Exercise brief: Locate the word "value" in the entries below, then gather every line that holds it.

(Stored dataset items)
** BEGIN **

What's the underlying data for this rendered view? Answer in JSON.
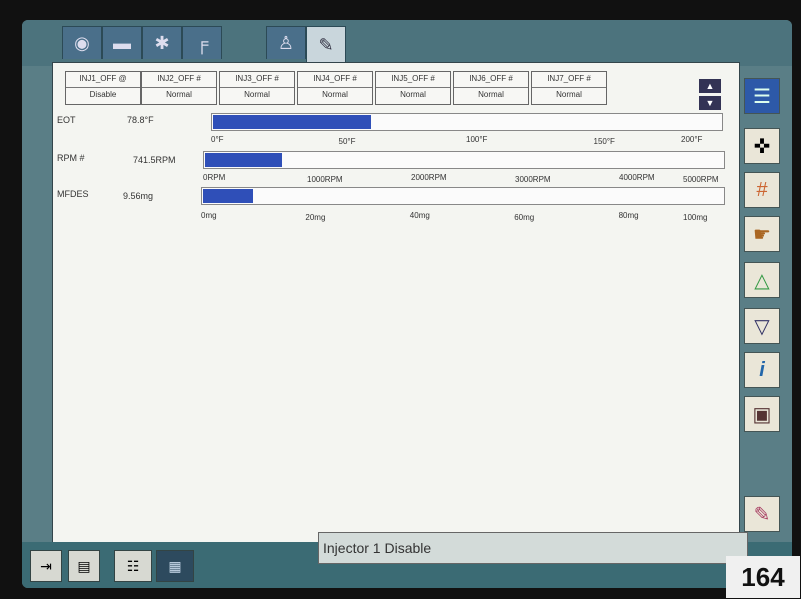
{
  "injectors": [
    {
      "name": "INJ1_OFF @",
      "state": "Disable"
    },
    {
      "name": "INJ2_OFF #",
      "state": "Normal"
    },
    {
      "name": "INJ3_OFF #",
      "state": "Normal"
    },
    {
      "name": "INJ4_OFF #",
      "state": "Normal"
    },
    {
      "name": "INJ5_OFF #",
      "state": "Normal"
    },
    {
      "name": "INJ6_OFF #",
      "state": "Normal"
    },
    {
      "name": "INJ7_OFF #",
      "state": "Normal"
    }
  ],
  "params": [
    {
      "name": "EOT",
      "value": "78.8°F",
      "fraction": 0.31,
      "ticks": [
        "0°F",
        "50°F",
        "100°F",
        "150°F",
        "200°F"
      ]
    },
    {
      "name": "RPM #",
      "value": "741.5RPM",
      "fraction": 0.148,
      "ticks": [
        "0RPM",
        "1000RPM",
        "2000RPM",
        "3000RPM",
        "4000RPM",
        "5000RPM"
      ]
    },
    {
      "name": "MFDES",
      "value": "9.56mg",
      "fraction": 0.096,
      "ticks": [
        "0mg",
        "20mg",
        "40mg",
        "60mg",
        "80mg",
        "100mg"
      ]
    }
  ],
  "status_text": "Injector 1 Disable",
  "page_number": "164",
  "colors": {
    "bar_fill": "#2f4fb8",
    "panel": "#f4f5f1",
    "frame": "#5a7e86"
  },
  "icons": {
    "top_tabs": [
      "logo-icon",
      "vehicle-icon",
      "engine-icon",
      "tool-icon",
      "seat-icon",
      "diagnostic-icon"
    ],
    "sidebar": [
      "list-icon",
      "camera-icon",
      "grid-icon",
      "hand-icon",
      "graph-icon",
      "dropdown-icon",
      "info-icon",
      "print-icon",
      "eraser-icon"
    ],
    "bottom": [
      "exit-icon",
      "book-icon",
      "data-list-icon",
      "data-grid-icon"
    ]
  }
}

** END **

Answer to the problem:
      "value": "78.8°F",
      "value": "741.5RPM",
      "value": "9.56mg",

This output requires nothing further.